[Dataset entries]
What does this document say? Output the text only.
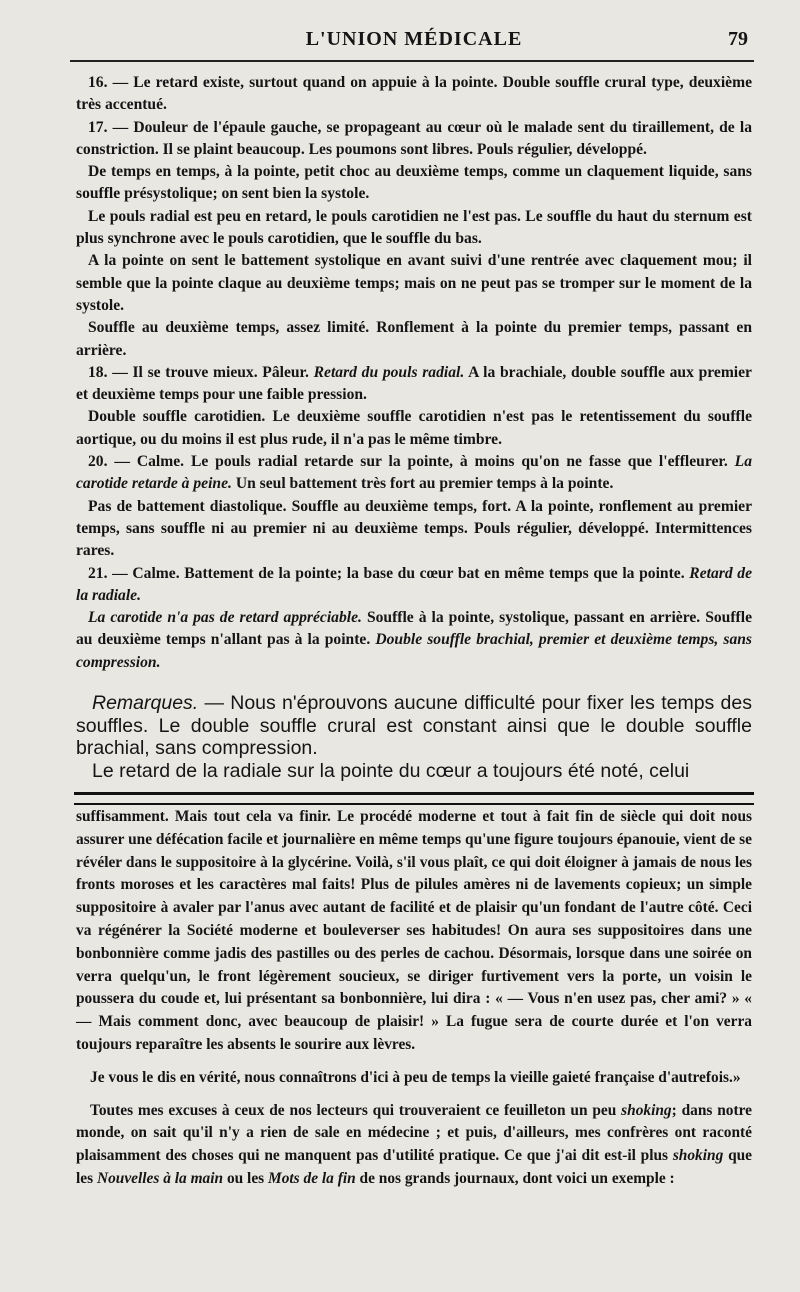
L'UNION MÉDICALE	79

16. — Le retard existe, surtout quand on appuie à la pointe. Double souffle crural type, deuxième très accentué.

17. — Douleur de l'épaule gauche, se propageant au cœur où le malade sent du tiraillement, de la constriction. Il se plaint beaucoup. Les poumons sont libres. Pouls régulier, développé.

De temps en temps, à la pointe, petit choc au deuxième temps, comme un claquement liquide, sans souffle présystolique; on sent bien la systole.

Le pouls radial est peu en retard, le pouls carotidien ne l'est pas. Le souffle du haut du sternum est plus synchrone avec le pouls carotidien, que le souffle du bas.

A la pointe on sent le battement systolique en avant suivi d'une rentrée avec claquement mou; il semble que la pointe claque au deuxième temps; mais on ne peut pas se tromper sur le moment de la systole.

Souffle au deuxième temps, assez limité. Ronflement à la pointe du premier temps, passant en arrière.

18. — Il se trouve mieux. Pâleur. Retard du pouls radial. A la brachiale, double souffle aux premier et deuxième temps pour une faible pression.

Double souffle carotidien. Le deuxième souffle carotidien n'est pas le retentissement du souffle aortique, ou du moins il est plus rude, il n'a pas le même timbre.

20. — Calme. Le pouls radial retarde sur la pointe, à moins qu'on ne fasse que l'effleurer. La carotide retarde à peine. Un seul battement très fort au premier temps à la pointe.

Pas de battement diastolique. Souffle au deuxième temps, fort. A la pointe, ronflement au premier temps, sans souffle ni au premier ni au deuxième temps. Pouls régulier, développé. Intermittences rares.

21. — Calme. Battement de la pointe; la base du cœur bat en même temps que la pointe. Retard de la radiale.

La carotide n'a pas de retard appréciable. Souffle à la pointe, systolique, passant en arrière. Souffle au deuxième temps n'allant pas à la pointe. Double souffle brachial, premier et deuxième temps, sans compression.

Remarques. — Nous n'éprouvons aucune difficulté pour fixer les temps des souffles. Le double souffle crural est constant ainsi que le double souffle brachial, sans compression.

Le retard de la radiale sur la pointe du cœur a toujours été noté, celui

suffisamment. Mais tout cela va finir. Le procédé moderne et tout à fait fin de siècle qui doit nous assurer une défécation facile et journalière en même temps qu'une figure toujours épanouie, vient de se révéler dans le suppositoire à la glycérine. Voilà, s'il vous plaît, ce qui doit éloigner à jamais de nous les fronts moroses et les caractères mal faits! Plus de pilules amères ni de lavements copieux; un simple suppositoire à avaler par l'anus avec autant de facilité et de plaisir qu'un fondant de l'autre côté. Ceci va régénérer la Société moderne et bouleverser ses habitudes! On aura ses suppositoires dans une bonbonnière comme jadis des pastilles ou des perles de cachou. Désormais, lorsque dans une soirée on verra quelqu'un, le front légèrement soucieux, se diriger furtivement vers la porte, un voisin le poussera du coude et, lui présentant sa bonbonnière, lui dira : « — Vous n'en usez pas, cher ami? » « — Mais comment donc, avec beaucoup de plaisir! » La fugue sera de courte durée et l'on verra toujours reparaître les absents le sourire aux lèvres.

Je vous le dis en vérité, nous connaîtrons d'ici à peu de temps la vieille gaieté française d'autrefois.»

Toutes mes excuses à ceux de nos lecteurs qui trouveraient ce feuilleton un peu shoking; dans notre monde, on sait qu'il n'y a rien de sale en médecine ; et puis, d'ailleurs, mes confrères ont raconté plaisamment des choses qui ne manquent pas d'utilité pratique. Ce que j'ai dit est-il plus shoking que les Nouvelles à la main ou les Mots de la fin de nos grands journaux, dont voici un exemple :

--

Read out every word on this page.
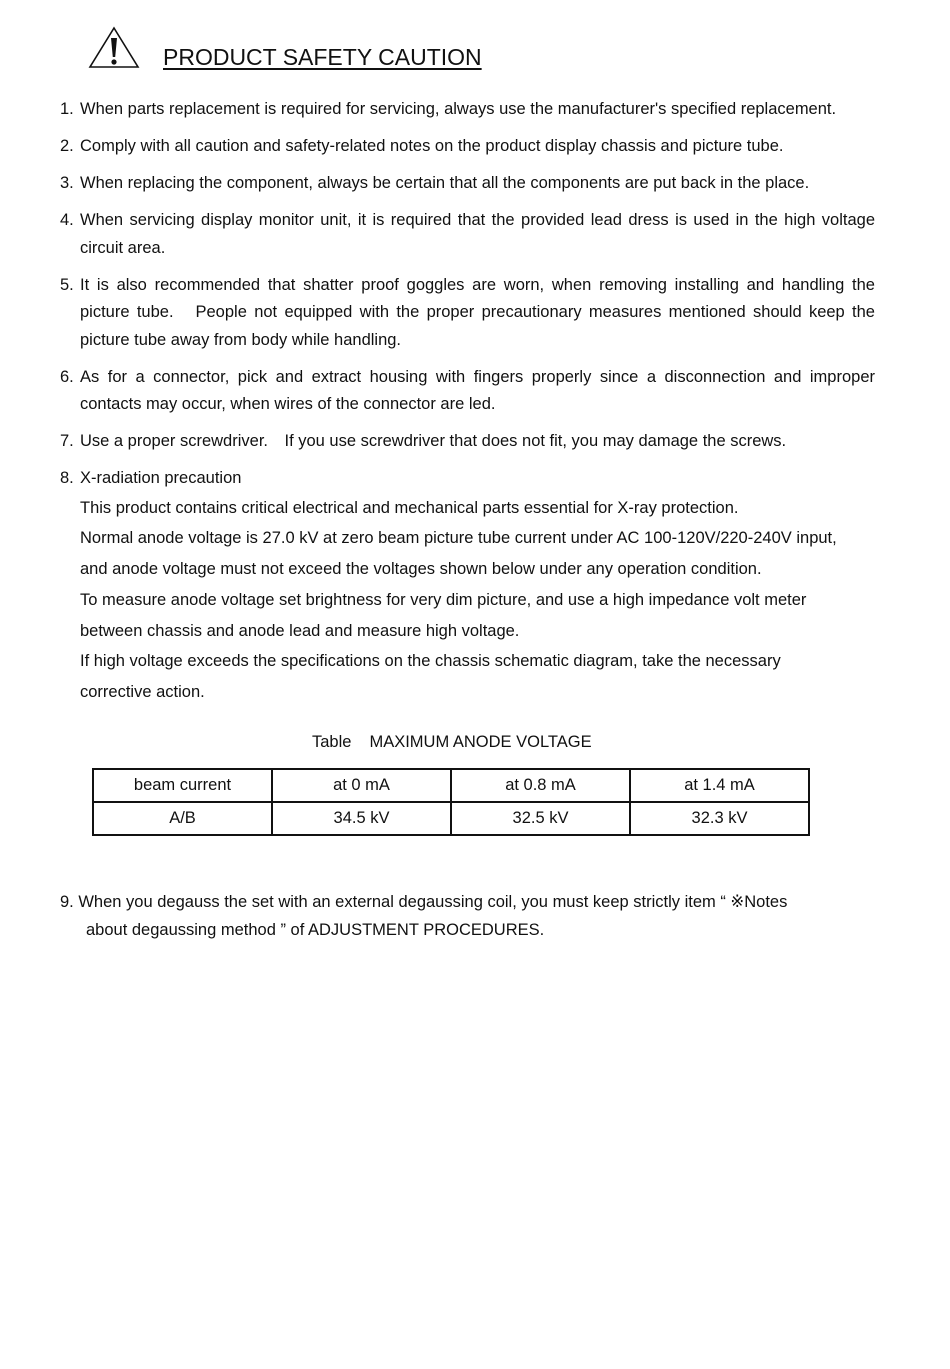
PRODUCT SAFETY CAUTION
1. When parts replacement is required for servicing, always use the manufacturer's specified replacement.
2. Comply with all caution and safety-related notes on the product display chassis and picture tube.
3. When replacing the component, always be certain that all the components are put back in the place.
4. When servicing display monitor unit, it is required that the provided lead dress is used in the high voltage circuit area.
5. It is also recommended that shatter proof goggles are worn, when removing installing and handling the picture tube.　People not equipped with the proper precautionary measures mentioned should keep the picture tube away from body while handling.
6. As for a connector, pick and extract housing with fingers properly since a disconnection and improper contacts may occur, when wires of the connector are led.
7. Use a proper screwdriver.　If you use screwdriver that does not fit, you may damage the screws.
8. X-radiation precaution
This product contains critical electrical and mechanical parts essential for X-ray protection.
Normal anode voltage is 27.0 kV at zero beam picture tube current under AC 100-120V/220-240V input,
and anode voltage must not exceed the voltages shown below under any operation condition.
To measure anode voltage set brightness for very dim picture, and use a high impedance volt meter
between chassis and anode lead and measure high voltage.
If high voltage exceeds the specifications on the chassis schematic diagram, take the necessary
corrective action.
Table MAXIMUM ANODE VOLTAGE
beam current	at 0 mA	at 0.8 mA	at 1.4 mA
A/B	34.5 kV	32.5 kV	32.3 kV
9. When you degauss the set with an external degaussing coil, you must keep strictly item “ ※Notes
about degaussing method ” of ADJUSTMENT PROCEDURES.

...

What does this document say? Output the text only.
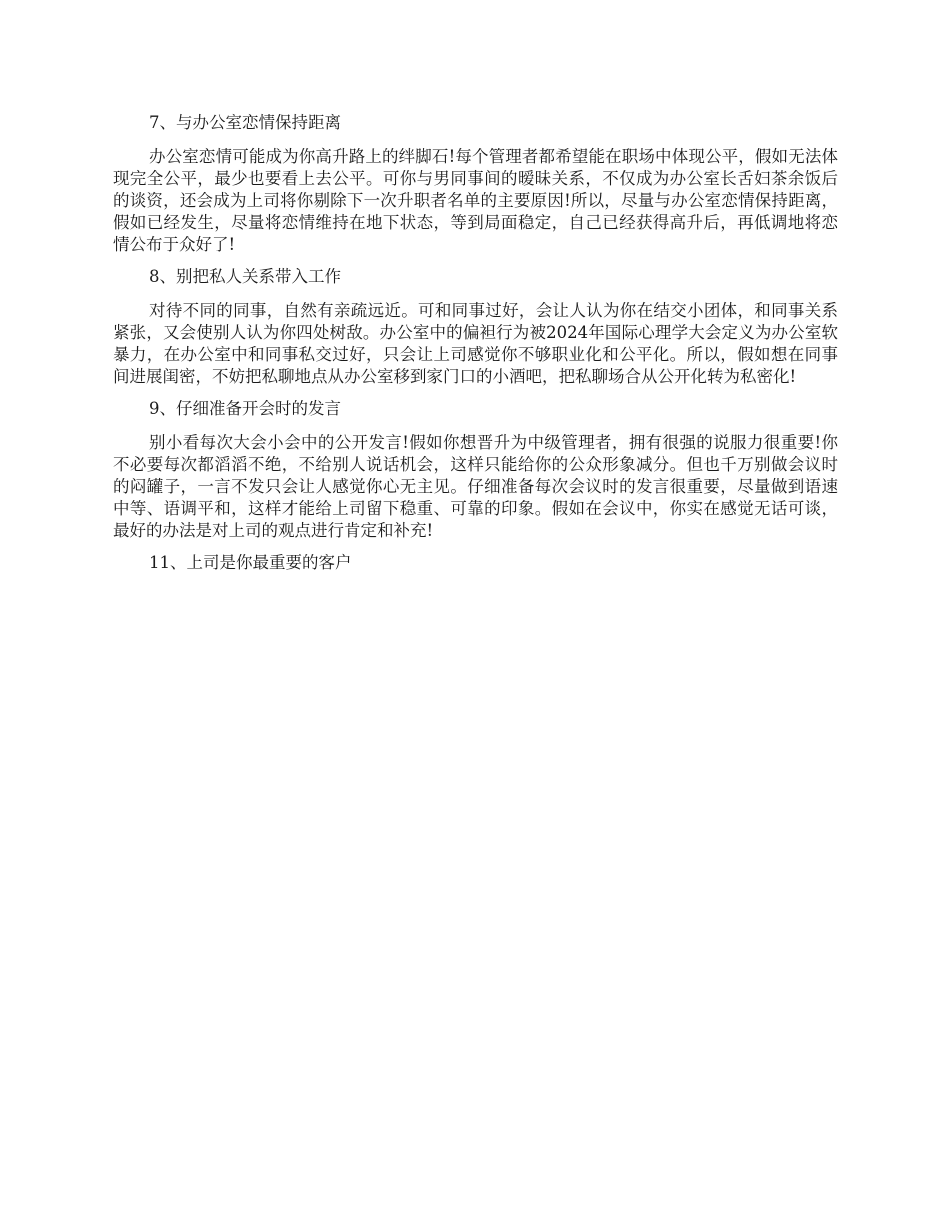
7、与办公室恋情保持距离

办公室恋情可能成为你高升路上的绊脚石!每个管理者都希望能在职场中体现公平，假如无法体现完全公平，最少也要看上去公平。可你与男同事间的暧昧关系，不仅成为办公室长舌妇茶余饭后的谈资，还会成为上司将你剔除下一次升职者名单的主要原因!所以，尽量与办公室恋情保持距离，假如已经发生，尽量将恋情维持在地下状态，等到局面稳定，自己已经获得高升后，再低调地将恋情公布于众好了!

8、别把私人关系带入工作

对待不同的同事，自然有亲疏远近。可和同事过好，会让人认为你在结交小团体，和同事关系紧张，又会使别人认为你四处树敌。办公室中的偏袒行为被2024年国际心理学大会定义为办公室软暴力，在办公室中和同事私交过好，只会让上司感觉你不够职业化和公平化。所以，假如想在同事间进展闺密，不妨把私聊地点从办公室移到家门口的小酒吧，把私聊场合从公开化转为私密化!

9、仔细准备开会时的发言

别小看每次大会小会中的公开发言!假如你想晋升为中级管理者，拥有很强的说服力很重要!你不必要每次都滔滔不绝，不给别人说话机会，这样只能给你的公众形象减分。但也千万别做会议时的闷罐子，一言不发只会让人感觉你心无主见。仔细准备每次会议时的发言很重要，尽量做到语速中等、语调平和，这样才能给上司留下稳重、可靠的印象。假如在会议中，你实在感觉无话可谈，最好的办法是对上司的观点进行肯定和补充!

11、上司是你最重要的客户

WRITTEN INSTRUCTION
In the material above, find the lines that contain "high" and show them.

EXERCISE RESULT
4. When servicing display monitor unit, it is required that the provided lead dress is used in the high voltage circuit area.
To measure anode voltage set brightness for very dim picture, and use a high impedance volt meter
between chassis and anode lead and measure high voltage.
If high voltage exceeds the specifications on the chassis schematic diagram, take the necessary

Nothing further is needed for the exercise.